[Stored data]
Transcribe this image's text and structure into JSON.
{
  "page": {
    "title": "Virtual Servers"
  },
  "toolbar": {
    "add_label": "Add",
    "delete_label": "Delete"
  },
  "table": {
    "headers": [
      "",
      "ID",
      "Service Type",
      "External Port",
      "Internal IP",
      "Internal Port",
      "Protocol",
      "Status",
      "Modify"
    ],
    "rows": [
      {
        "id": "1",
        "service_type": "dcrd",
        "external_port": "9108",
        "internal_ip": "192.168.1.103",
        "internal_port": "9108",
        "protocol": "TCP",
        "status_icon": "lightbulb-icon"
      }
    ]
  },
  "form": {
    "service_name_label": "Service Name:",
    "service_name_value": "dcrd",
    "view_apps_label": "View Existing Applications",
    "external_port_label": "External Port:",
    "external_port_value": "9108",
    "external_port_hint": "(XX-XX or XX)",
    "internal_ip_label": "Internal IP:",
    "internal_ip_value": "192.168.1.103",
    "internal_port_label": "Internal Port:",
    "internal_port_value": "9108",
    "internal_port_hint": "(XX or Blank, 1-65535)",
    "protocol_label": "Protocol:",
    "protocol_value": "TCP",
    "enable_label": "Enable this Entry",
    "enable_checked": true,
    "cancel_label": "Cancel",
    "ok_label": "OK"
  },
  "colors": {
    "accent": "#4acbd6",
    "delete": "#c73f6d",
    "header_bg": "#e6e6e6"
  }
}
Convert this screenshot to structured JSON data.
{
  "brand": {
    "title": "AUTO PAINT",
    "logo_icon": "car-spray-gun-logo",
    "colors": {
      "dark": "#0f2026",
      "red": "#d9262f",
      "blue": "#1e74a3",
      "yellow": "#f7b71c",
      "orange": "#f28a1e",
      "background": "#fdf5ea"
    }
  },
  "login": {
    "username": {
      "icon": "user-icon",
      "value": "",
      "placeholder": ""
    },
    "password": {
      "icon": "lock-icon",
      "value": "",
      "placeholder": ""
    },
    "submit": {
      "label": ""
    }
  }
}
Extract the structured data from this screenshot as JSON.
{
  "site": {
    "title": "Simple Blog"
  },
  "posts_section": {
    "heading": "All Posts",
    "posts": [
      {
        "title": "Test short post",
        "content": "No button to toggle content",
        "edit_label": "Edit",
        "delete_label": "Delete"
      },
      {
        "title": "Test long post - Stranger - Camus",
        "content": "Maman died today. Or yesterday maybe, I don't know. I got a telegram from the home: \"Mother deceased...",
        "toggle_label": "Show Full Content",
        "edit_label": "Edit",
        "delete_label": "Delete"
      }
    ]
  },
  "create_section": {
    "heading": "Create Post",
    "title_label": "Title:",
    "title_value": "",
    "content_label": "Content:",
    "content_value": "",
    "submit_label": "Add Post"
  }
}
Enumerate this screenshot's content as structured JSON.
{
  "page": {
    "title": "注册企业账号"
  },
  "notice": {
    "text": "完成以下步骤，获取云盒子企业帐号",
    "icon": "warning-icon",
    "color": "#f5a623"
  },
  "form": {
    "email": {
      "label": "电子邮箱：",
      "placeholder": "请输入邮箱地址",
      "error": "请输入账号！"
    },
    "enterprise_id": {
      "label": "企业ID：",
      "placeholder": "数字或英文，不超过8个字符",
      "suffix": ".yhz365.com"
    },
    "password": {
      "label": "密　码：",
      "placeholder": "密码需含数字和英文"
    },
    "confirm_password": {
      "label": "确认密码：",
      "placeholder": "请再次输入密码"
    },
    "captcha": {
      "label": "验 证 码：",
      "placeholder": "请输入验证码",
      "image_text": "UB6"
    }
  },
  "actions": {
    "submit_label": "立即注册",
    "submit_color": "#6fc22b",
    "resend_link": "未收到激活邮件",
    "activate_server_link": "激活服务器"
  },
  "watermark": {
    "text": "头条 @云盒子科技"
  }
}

> **TASK PROMPT**: Return the lines above exactly, keeping every word.

> **WRITTEN ANSWER**:
Transcribe this image's text and structure into JSON.
{
  "page": {
    "title": "Virtual Servers"
  },
  "toolbar": {
    "add_label": "Add",
    "delete_label": "Delete"
  },
  "table": {
    "headers": [
      "",
      "ID",
      "Service Type",
      "External Port",
      "Internal IP",
      "Internal Port",
      "Protocol",
      "Status",
      "Modify"
    ],
    "rows": [
      {
        "id": "1",
        "service_type": "dcrd",
        "external_port": "9108",
        "internal_ip": "192.168.1.103",
        "internal_port": "9108",
        "protocol": "TCP",
        "status_icon": "lightbulb-icon"
      }
    ]
  },
  "form": {
    "service_name_label": "Service Name:",
    "service_name_value": "dcrd",
    "view_apps_label": "View Existing Applications",
    "external_port_label": "External Port:",
    "external_port_value": "9108",
    "external_port_hint": "(XX-XX or XX)",
    "internal_ip_label": "Internal IP:",
    "internal_ip_value": "192.168.1.103",
    "internal_port_label": "Internal Port:",
    "internal_port_value": "9108",
    "internal_port_hint": "(XX or Blank, 1-65535)",
    "protocol_label": "Protocol:",
    "protocol_value": "TCP",
    "enable_label": "Enable this Entry",
    "enable_checked": true,
    "cancel_label": "Cancel",
    "ok_label": "OK"
  },
  "colors": {
    "accent": "#4acbd6",
    "delete": "#c73f6d",
    "header_bg": "#e6e6e6"
  }
}
Convert this screenshot to structured JSON data.
{
  "brand": {
    "title": "AUTO PAINT",
    "logo_icon": "car-spray-gun-logo",
    "colors": {
      "dark": "#0f2026",
      "red": "#d9262f",
      "blue": "#1e74a3",
      "yellow": "#f7b71c",
      "orange": "#f28a1e",
      "background": "#fdf5ea"
    }
  },
  "login": {
    "username": {
      "icon": "user-icon",
      "value": "",
      "placeholder": ""
    },
    "password": {
      "icon": "lock-icon",
      "value": "",
      "placeholder": ""
    },
    "submit": {
      "label": ""
    }
  }
}
Extract the structured data from this screenshot as JSON.
{
  "site": {
    "title": "Simple Blog"
  },
  "posts_section": {
    "heading": "All Posts",
    "posts": [
      {
        "title": "Test short post",
        "content": "No button to toggle content",
        "edit_label": "Edit",
        "delete_label": "Delete"
      },
      {
        "title": "Test long post - Stranger - Camus",
        "content": "Maman died today. Or yesterday maybe, I don't know. I got a telegram from the home: \"Mother deceased...",
        "toggle_label": "Show Full Content",
        "edit_label": "Edit",
        "delete_label": "Delete"
      }
    ]
  },
  "create_section": {
    "heading": "Create Post",
    "title_label": "Title:",
    "title_value": "",
    "content_label": "Content:",
    "content_value": "",
    "submit_label": "Add Post"
  }
}
Enumerate this screenshot's content as structured JSON.
{
  "page": {
    "title": "注册企业账号"
  },
  "notice": {
    "text": "完成以下步骤，获取云盒子企业帐号",
    "icon": "warning-icon",
    "color": "#f5a623"
  },
  "form": {
    "email": {
      "label": "电子邮箱：",
      "placeholder": "请输入邮箱地址",
      "error": "请输入账号！"
    },
    "enterprise_id": {
      "label": "企业ID：",
      "placeholder": "数字或英文，不超过8个字符",
      "suffix": ".yhz365.com"
    },
    "password": {
      "label": "密　码：",
      "placeholder": "密码需含数字和英文"
    },
    "confirm_password": {
      "label": "确认密码：",
      "placeholder": "请再次输入密码"
    },
    "captcha": {
      "label": "验 证 码：",
      "placeholder": "请输入验证码",
      "image_text": "UB6"
    }
  },
  "actions": {
    "submit_label": "立即注册",
    "submit_color": "#6fc22b",
    "resend_link": "未收到激活邮件",
    "activate_server_link": "激活服务器"
  },
  "watermark": {
    "text": "头条 @云盒子科技"
  }
}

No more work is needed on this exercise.